◆ **Written task**
Nothing but the lines from the one with "Read out every word on this page." to the final line should be returned, each exactly as it appears.

◆ **Provided data**
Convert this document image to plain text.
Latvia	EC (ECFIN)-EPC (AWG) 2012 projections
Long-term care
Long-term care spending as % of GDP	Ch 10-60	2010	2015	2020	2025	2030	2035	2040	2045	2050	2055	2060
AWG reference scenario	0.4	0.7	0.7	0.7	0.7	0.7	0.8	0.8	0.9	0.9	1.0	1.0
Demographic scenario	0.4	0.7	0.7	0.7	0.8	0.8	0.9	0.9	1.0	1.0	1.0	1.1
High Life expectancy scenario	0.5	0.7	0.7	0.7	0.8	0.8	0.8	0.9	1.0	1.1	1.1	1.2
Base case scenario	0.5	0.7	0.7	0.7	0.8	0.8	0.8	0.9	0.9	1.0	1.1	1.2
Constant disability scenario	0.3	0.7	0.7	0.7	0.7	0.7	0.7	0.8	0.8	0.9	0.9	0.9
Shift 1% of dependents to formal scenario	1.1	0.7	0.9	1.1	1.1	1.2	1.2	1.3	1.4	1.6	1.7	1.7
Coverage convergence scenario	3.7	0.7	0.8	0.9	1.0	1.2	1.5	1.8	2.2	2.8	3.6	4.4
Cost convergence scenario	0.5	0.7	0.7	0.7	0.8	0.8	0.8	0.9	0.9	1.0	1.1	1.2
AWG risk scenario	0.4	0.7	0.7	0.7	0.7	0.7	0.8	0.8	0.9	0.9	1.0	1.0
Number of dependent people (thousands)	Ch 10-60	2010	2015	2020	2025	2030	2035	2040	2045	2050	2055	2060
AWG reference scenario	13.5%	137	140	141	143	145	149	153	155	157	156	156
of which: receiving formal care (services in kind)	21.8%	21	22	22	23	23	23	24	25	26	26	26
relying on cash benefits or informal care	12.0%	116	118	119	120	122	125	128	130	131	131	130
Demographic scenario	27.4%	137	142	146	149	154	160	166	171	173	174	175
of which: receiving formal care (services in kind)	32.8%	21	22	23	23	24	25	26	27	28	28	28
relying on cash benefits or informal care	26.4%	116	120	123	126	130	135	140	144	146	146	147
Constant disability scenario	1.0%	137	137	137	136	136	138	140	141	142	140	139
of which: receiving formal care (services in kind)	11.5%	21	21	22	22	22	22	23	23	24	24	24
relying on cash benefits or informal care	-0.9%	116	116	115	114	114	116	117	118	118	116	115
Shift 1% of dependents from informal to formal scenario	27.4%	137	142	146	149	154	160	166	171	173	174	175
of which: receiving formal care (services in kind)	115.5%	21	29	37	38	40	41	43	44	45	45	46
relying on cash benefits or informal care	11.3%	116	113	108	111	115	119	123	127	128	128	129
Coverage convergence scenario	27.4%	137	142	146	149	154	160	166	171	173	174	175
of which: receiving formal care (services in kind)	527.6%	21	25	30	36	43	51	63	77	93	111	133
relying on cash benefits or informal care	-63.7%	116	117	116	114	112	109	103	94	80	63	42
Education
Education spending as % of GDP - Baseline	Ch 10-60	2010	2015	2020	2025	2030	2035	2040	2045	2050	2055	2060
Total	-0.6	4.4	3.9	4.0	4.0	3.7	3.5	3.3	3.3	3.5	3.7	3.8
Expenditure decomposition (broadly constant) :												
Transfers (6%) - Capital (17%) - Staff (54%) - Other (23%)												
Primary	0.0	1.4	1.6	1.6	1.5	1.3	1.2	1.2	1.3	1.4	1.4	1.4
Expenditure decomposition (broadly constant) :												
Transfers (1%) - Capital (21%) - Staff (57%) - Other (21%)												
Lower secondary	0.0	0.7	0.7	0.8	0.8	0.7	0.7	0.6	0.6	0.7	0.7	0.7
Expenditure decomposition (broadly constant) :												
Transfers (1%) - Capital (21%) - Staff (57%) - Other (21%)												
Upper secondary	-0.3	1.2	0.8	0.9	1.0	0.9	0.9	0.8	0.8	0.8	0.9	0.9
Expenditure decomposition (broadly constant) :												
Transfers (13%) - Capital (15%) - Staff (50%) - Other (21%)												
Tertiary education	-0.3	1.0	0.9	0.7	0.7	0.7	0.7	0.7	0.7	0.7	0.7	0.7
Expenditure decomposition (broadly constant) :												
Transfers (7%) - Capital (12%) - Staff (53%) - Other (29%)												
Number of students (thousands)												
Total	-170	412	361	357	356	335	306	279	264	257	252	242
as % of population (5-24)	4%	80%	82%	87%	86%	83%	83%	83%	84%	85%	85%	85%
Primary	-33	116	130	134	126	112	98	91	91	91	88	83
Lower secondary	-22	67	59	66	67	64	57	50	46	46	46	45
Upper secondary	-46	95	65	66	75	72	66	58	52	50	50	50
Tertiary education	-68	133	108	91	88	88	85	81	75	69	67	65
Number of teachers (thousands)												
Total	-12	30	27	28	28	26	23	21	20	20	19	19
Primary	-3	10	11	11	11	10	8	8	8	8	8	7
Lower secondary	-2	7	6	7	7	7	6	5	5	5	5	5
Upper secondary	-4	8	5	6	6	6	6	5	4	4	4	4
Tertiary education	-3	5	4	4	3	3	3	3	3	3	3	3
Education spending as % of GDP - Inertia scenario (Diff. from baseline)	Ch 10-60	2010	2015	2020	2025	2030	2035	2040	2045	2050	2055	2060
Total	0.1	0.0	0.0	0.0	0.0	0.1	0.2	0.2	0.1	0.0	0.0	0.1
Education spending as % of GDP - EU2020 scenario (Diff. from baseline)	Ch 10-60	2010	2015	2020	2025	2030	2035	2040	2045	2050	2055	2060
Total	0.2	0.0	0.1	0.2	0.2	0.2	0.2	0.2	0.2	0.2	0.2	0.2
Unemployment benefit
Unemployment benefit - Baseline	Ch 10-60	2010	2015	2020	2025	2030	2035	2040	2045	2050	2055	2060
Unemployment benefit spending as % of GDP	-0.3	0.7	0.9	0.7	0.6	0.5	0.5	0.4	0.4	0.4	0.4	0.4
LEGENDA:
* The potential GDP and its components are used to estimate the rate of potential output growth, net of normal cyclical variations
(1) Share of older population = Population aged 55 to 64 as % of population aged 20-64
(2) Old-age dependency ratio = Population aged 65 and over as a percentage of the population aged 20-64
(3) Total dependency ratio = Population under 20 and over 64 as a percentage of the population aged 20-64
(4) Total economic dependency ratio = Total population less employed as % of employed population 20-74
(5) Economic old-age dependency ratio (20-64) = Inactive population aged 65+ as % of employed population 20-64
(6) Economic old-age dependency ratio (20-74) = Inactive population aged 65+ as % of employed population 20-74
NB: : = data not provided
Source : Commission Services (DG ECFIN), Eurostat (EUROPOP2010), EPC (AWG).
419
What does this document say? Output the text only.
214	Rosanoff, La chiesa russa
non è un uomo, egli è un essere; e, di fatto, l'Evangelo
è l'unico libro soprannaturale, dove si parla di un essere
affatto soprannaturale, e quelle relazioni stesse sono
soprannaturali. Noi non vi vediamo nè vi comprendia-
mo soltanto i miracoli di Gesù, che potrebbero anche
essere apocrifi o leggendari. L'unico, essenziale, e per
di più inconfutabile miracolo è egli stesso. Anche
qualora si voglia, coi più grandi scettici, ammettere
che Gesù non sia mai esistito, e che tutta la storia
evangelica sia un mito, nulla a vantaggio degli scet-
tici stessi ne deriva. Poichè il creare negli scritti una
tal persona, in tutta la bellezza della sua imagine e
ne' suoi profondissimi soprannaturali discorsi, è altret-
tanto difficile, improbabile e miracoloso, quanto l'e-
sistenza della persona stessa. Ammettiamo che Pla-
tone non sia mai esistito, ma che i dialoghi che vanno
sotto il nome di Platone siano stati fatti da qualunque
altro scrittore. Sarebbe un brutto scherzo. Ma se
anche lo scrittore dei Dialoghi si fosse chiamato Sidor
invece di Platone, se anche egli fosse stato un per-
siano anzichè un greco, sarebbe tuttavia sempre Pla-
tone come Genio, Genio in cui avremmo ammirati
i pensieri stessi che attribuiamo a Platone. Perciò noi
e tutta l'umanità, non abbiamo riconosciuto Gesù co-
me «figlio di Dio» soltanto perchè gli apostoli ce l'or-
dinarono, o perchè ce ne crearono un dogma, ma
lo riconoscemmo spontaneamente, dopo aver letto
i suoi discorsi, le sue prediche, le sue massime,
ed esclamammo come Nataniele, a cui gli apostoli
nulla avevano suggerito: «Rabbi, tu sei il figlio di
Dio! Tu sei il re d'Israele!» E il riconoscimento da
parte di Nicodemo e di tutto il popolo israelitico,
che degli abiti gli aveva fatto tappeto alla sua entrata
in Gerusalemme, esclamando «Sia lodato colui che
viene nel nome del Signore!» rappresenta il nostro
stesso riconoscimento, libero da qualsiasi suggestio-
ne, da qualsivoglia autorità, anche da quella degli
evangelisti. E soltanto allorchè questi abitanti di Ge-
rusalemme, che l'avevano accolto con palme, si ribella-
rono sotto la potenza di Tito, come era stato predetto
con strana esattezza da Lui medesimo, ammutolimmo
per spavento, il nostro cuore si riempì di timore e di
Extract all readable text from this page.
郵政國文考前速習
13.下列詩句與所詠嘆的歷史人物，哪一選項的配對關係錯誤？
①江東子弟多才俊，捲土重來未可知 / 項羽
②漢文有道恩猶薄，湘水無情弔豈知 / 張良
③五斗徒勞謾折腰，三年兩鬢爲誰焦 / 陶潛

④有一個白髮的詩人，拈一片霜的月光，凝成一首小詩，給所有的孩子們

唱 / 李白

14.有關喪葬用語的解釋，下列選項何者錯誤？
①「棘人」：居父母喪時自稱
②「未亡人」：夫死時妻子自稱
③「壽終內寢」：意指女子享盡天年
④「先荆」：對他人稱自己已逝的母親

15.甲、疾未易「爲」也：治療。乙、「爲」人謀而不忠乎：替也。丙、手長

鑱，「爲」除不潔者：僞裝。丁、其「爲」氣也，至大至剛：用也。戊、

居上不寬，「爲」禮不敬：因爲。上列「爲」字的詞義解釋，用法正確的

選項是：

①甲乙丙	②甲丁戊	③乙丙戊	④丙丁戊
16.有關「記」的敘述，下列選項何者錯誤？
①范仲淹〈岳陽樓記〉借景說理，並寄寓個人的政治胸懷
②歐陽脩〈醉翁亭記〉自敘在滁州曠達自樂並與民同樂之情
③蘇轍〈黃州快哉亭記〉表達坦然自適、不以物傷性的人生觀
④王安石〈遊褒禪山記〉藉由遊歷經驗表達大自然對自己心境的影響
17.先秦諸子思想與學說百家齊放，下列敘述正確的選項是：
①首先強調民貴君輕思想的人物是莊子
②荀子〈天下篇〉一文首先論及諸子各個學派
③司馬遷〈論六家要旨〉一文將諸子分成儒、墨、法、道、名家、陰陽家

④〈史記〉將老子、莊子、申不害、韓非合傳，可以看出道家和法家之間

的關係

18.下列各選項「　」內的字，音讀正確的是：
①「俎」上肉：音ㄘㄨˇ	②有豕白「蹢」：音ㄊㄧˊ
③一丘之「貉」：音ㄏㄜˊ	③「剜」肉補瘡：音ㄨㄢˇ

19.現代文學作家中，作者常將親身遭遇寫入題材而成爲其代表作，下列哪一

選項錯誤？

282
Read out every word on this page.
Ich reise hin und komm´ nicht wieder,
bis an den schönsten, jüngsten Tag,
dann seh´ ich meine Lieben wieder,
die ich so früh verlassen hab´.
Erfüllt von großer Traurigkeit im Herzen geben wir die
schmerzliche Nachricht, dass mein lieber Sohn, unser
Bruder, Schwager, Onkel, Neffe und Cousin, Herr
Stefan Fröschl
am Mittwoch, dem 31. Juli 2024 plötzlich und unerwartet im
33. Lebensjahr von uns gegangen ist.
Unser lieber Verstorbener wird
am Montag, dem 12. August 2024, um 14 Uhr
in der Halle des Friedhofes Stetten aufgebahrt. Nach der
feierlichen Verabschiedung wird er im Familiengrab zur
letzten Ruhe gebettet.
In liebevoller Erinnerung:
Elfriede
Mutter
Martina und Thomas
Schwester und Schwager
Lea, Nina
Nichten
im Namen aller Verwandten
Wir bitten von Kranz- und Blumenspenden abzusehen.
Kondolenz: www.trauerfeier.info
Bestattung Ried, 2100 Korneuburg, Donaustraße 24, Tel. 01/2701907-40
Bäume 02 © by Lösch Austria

◆ **Solved problem**
Read out every word on this page.
Ich reise hin und komm´ nicht wieder,
bis an den schönsten, jüngsten Tag,
dann seh´ ich meine Lieben wieder,
die ich so früh verlassen hab´.
Erfüllt von großer Traurigkeit im Herzen geben wir die
schmerzliche Nachricht, dass mein lieber Sohn, unser
Bruder, Schwager, Onkel, Neffe und Cousin, Herr
Stefan Fröschl
am Mittwoch, dem 31. Juli 2024 plötzlich und unerwartet im
33. Lebensjahr von uns gegangen ist.
Unser lieber Verstorbener wird
am Montag, dem 12. August 2024, um 14 Uhr
in der Halle des Friedhofes Stetten aufgebahrt. Nach der
feierlichen Verabschiedung wird er im Familiengrab zur
letzten Ruhe gebettet.
In liebevoller Erinnerung:
Elfriede
Mutter
Martina und Thomas
Schwester und Schwager
Lea, Nina
Nichten
im Namen aller Verwandten
Wir bitten von Kranz- und Blumenspenden abzusehen.
Kondolenz: www.trauerfeier.info
Bestattung Ried, 2100 Korneuburg, Donaustraße 24, Tel. 01/2701907-40
Bäume 02 © by Lösch Austria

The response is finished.